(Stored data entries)

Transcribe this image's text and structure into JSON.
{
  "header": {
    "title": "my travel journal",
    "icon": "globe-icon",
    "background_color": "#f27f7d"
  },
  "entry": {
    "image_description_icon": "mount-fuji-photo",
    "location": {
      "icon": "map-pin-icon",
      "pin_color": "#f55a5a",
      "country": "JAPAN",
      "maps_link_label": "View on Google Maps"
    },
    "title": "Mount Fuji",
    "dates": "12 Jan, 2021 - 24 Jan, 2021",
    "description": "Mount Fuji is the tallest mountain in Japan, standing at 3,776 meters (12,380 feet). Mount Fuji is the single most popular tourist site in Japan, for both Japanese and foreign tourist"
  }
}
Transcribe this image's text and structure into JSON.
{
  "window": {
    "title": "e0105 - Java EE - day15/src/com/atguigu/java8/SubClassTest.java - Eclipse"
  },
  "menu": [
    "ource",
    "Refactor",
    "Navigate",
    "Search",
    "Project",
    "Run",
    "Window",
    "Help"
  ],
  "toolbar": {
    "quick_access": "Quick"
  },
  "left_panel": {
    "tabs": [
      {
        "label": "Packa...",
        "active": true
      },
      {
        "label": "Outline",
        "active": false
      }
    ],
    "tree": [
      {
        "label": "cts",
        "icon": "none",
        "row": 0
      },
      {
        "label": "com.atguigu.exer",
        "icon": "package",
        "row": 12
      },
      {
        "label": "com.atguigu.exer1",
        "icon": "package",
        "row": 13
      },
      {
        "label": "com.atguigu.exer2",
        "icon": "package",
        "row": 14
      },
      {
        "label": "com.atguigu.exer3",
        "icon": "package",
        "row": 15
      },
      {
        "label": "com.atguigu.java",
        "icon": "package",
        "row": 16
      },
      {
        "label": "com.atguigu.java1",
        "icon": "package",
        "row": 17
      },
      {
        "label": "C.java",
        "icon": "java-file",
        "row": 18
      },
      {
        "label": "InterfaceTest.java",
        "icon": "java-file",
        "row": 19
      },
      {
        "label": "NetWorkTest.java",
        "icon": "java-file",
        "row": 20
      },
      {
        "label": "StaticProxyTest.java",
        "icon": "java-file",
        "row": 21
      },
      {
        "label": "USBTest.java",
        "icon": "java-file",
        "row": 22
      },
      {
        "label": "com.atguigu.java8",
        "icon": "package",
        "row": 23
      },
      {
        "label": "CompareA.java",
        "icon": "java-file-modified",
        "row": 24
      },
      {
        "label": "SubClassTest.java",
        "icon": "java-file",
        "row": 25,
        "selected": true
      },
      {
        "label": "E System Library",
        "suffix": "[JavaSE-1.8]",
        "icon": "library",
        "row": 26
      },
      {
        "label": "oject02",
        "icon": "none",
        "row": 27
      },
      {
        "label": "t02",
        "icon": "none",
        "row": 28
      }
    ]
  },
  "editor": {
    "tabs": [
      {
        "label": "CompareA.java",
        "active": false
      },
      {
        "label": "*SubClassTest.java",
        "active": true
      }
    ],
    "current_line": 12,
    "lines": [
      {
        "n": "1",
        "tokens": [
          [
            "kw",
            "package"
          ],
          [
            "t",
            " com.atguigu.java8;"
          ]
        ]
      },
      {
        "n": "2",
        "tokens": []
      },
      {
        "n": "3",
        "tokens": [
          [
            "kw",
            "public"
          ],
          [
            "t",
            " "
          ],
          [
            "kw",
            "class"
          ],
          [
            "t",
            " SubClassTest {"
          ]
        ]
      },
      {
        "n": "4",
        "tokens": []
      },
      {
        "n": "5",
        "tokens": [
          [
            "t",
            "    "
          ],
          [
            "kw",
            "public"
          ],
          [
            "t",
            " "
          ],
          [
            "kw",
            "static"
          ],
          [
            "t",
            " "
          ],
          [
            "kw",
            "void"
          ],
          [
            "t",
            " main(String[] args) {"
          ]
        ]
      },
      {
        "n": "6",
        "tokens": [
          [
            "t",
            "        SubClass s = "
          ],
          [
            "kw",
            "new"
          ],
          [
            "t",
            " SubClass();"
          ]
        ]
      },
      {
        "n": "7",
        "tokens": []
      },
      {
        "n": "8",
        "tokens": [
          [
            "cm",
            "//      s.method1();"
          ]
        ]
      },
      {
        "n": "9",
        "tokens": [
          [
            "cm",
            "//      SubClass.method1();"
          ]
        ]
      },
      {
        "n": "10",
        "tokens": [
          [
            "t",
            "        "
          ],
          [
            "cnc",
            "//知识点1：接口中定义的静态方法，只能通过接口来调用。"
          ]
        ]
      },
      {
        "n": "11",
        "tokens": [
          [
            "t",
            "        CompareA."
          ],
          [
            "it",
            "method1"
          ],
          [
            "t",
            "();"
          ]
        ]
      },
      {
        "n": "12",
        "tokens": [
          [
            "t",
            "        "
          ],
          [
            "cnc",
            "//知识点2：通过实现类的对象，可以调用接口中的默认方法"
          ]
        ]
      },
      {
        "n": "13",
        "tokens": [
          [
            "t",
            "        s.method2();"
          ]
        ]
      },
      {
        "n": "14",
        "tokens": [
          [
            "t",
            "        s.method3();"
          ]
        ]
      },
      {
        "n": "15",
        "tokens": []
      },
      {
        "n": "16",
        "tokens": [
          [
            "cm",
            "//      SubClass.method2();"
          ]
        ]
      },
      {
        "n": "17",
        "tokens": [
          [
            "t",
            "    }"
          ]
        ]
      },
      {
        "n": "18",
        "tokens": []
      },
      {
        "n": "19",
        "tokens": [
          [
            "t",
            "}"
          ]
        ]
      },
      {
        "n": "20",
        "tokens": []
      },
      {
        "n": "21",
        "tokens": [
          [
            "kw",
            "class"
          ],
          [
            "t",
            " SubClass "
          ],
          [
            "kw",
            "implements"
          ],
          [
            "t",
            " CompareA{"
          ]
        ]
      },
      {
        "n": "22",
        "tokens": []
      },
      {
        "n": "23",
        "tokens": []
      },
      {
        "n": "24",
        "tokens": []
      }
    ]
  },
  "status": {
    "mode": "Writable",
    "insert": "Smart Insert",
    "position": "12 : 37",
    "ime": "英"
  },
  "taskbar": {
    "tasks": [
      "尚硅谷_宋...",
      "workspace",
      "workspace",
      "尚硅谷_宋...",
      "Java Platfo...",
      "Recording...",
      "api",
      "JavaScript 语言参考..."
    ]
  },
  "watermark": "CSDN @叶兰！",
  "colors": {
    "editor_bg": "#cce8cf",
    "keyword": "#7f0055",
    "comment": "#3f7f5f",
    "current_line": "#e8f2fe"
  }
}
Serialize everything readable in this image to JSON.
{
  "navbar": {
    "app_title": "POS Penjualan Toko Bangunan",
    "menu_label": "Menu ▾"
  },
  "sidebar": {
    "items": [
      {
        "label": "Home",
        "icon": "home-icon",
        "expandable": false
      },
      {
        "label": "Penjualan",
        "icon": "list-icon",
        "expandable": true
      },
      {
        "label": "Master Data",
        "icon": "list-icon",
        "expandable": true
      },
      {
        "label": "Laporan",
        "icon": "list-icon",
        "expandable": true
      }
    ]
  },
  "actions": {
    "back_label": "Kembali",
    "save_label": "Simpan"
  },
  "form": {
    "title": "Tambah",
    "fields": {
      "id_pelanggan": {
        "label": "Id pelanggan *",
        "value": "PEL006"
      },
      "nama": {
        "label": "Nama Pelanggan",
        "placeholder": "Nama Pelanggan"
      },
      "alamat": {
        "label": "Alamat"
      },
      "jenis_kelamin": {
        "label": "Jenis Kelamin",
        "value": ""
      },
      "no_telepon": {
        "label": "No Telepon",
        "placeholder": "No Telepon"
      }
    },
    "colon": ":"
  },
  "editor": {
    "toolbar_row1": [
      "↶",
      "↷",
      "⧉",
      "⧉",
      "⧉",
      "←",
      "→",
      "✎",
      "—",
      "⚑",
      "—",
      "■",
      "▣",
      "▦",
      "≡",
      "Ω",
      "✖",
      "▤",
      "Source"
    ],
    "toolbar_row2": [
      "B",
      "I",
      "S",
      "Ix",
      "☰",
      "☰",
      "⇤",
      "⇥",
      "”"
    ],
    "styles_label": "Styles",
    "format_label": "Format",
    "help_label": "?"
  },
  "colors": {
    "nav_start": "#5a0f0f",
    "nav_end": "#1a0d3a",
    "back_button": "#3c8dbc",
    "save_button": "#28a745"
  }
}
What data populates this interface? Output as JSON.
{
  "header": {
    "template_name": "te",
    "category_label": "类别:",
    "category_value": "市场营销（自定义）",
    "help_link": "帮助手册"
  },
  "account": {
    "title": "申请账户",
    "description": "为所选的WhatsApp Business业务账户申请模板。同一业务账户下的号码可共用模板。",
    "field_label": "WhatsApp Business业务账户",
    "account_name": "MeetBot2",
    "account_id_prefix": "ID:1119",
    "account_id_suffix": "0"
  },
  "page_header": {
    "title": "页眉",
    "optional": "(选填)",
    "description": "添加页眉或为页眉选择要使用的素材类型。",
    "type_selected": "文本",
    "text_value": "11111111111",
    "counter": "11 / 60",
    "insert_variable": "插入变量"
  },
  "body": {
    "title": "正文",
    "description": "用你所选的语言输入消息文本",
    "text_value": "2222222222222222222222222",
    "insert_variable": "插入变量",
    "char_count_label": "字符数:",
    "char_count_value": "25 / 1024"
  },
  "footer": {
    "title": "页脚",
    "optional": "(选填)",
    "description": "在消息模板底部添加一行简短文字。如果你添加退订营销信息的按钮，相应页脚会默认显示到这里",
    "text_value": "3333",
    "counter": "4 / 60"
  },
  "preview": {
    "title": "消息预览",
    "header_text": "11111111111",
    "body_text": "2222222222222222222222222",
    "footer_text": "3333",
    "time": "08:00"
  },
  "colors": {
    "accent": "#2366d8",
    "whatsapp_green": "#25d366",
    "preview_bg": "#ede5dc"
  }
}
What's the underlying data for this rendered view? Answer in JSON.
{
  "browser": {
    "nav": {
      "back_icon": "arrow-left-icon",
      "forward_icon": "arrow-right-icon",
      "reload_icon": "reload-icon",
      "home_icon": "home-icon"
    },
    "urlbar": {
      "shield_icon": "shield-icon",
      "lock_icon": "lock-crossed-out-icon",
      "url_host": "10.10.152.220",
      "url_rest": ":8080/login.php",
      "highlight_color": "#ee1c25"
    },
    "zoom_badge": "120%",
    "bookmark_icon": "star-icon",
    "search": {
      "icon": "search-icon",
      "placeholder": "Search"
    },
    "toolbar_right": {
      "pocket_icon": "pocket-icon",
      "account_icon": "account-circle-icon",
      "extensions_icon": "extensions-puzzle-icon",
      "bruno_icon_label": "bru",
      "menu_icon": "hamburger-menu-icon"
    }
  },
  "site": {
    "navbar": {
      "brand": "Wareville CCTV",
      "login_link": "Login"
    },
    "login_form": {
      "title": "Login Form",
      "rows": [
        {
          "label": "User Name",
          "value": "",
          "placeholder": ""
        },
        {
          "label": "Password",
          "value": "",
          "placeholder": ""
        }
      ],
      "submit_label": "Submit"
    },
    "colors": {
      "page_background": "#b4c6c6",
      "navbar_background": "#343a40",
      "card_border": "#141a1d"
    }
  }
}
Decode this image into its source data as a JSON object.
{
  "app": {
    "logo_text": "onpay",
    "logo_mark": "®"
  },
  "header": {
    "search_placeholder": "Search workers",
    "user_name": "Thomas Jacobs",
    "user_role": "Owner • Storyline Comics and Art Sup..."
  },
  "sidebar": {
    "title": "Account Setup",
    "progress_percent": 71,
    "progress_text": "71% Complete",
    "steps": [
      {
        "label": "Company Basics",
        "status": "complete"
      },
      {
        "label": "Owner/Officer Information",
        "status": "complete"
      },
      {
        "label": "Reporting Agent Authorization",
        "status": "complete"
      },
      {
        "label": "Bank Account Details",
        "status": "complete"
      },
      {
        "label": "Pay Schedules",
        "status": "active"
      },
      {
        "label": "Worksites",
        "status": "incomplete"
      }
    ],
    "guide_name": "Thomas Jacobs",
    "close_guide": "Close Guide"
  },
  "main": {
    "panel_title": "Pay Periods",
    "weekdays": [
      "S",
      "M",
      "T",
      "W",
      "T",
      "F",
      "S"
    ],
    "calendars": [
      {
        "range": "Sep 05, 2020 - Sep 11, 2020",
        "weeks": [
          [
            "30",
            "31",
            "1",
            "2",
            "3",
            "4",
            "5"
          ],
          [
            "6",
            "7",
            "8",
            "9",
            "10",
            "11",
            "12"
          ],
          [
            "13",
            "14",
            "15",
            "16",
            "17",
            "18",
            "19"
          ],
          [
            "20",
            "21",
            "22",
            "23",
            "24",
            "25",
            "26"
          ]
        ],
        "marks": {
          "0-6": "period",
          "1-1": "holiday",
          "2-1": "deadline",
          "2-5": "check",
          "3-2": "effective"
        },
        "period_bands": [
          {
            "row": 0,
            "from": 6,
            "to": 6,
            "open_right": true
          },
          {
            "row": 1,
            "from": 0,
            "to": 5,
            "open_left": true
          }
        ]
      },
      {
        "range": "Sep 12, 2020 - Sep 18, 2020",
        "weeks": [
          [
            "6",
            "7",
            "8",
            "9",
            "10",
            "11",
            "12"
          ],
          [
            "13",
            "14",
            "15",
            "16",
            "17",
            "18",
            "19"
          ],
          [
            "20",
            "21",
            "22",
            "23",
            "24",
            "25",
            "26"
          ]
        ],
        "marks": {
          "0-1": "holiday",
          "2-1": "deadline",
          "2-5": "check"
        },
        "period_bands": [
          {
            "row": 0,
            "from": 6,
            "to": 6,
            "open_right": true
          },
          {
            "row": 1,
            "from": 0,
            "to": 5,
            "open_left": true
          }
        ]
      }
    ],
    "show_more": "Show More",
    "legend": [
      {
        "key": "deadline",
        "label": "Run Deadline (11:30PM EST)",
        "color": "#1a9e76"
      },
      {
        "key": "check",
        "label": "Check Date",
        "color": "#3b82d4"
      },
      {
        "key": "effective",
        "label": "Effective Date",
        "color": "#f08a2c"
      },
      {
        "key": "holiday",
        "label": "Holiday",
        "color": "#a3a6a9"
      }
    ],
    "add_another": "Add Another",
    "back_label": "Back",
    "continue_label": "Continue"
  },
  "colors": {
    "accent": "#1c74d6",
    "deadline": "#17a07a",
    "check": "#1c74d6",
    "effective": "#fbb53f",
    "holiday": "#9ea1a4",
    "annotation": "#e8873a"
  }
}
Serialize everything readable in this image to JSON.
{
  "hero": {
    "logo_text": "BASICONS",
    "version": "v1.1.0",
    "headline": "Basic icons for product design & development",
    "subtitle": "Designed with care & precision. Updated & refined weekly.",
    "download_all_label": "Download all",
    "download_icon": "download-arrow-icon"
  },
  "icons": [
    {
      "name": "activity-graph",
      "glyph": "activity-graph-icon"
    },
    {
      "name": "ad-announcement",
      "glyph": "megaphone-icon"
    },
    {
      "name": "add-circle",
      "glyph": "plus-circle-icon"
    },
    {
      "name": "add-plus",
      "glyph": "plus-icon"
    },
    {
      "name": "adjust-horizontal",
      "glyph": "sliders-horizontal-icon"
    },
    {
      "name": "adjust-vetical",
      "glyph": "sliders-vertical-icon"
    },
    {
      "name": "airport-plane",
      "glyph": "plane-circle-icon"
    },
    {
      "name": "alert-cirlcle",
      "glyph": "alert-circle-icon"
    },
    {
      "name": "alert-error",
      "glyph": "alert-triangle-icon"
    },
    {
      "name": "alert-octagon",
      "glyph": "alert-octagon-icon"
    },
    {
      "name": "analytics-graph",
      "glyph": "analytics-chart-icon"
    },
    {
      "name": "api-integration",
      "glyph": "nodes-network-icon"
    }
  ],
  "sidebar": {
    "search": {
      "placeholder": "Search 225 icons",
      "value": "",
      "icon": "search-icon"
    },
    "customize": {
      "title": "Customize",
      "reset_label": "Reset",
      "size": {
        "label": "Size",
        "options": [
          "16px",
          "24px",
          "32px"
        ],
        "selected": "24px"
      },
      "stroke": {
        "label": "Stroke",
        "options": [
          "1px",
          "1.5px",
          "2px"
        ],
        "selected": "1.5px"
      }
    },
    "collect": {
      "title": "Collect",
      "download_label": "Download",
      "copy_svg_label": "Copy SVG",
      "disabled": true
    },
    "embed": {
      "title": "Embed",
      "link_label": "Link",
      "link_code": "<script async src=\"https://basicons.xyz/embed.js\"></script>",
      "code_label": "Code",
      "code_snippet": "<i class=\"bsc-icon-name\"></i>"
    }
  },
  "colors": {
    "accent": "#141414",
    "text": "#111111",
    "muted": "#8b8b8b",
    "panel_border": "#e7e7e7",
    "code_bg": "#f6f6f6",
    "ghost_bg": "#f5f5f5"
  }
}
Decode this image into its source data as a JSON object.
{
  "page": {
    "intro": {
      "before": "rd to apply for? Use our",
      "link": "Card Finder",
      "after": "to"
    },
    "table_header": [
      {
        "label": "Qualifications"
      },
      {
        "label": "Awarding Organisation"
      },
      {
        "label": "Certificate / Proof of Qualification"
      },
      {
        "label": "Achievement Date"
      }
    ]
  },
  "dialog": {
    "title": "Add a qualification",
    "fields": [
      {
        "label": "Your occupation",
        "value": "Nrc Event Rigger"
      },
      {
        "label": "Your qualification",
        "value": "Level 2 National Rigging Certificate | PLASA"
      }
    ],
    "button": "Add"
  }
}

The request:
Check every line of the entries above for the word "alert" and report how many lines contain it, giving the number only.

The answer:
6